§ **What is being asked**
Keep the pictures out and restate every record exactly.

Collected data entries

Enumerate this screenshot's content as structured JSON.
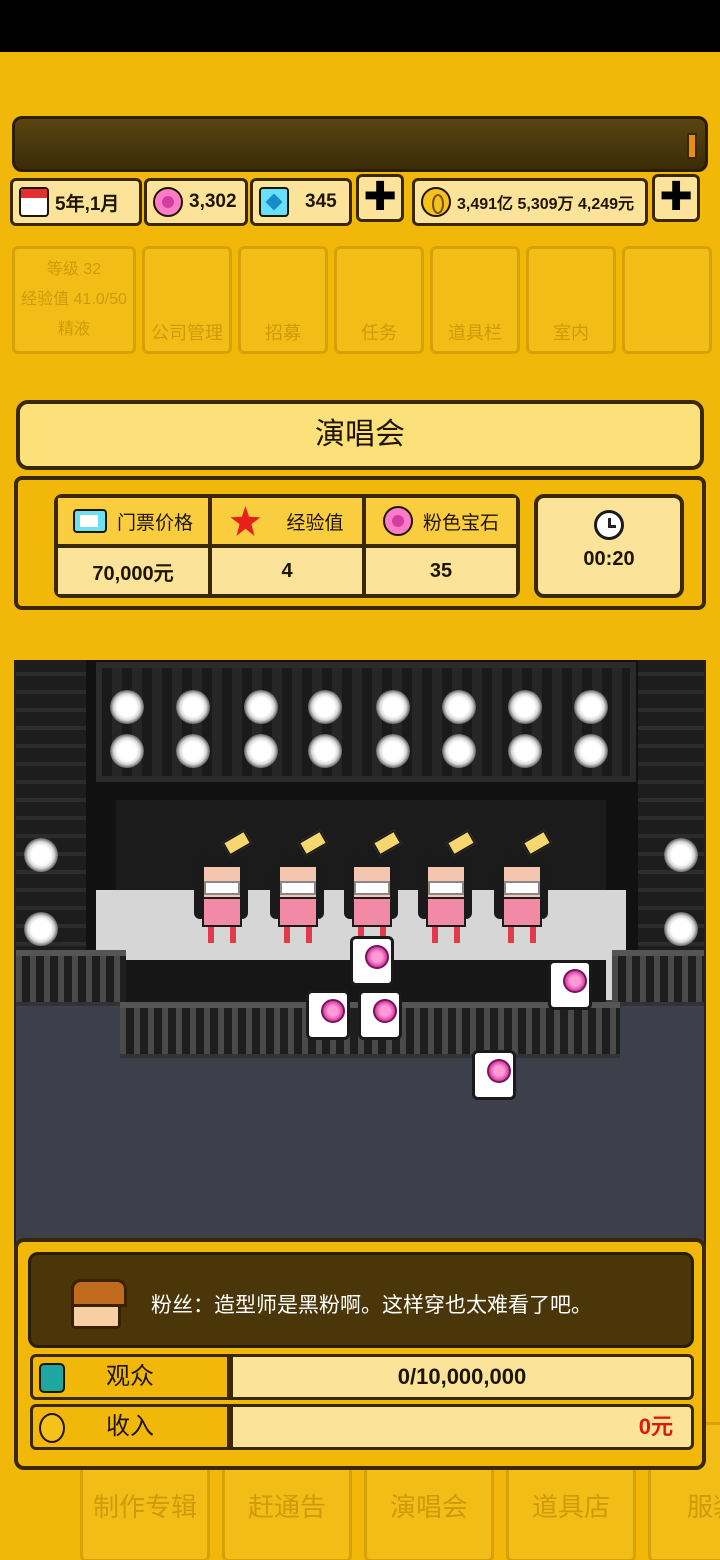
{
  "resources": {
    "date": "5年,1月",
    "pink_gems": "3,302",
    "diamonds": "345",
    "money": "3,491亿 5,309万 4,249元",
    "plus_symbol": "✚"
  },
  "menu": {
    "level_label": "等级",
    "level_value": "32",
    "exp_label": "经验值",
    "exp_value": "41.0/50",
    "essence_label": "精液",
    "tabs": [
      "公司管理",
      "招募",
      "任务",
      "道具栏",
      "室内"
    ]
  },
  "bottom_nav": [
    "制作专辑",
    "赶通告",
    "演唱会",
    "道具店",
    "服装"
  ],
  "concert": {
    "title": "演唱会",
    "stats": {
      "ticket_label": "门票价格",
      "ticket_value": "70,000元",
      "exp_label": "经验值",
      "exp_value": "4",
      "gem_label": "粉色宝石",
      "gem_value": "35"
    },
    "timer": "00:20",
    "fan_message": "粉丝：造型师是黑粉啊。这样穿也太难看了吧。",
    "audience_label": "观众",
    "audience_value": "0/10,000,000",
    "income_label": "收入",
    "income_value": "0元"
  },
  "colors": {
    "background": "#f1b80a",
    "panel_light": "#fbe39a",
    "border": "#3a2704",
    "income_red": "#e0180c"
  }
}
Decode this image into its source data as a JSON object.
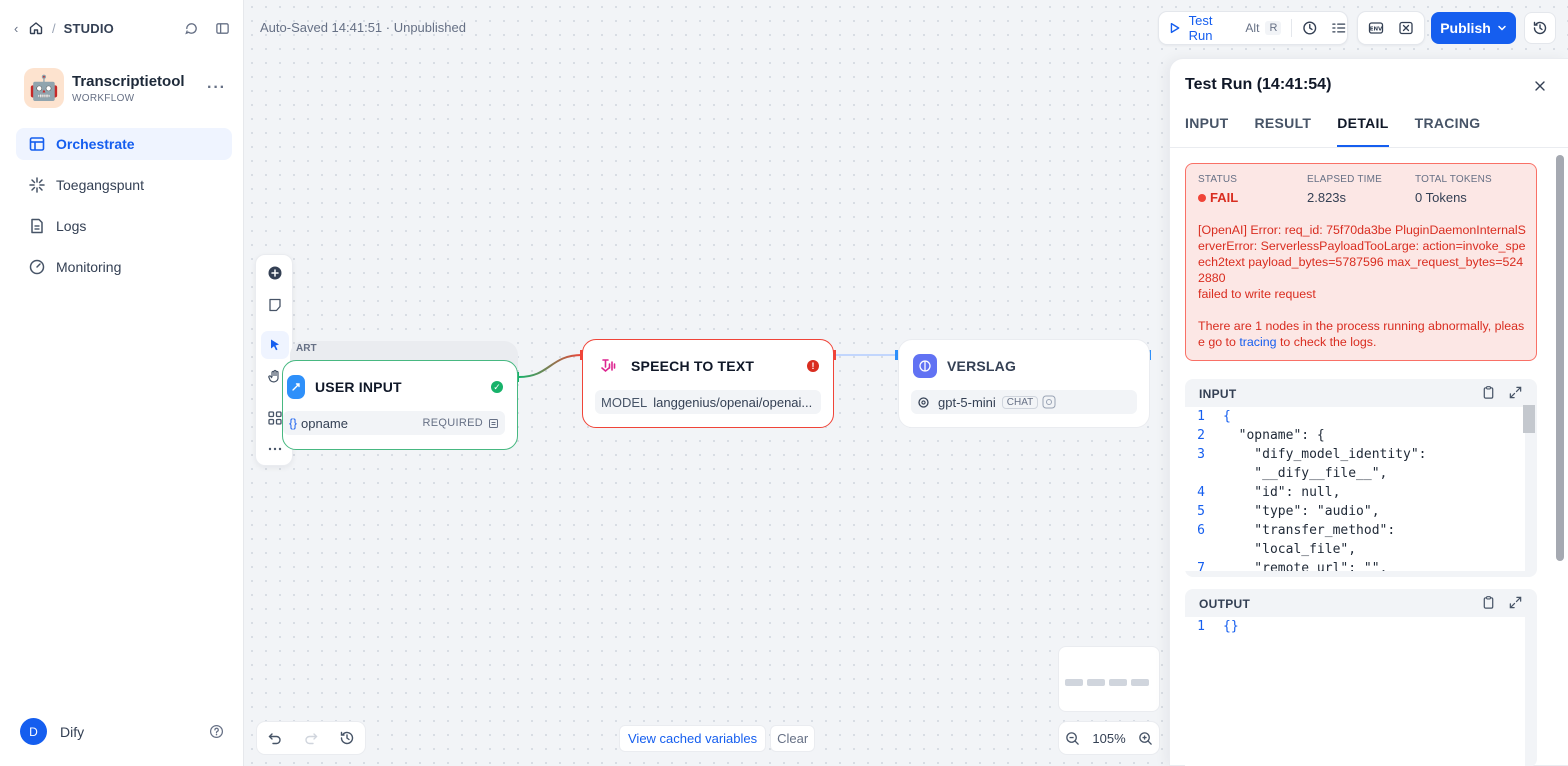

§ **Exercise output**
Enumerate this screenshot's content as structured JSON.
{
  "resources": {
    "date": "5年,1月",
    "pink_gems": "3,302",
    "diamonds": "345",
    "money": "3,491亿 5,309万 4,249元",
    "plus_symbol": "✚"
  },
  "menu": {
    "level_label": "等级",
    "level_value": "32",
    "exp_label": "经验值",
    "exp_value": "41.0/50",
    "essence_label": "精液",
    "tabs": [
      "公司管理",
      "招募",
      "任务",
      "道具栏",
      "室内"
    ]
  },
  "bottom_nav": [
    "制作专辑",
    "赶通告",
    "演唱会",
    "道具店",
    "服装"
  ],
  "concert": {
    "title": "演唱会",
    "stats": {
      "ticket_label": "门票价格",
      "ticket_value": "70,000元",
      "exp_label": "经验值",
      "exp_value": "4",
      "gem_label": "粉色宝石",
      "gem_value": "35"
    },
    "timer": "00:20",
    "fan_message": "粉丝：造型师是黑粉啊。这样穿也太难看了吧。",
    "audience_label": "观众",
    "audience_value": "0/10,000,000",
    "income_label": "收入",
    "income_value": "0元"
  },
  "colors": {
    "background": "#f1b80a",
    "panel_light": "#fbe39a",
    "border": "#3a2704",
    "income_red": "#e0180c"
  }
}
Decode this image into its source data as a JSON object.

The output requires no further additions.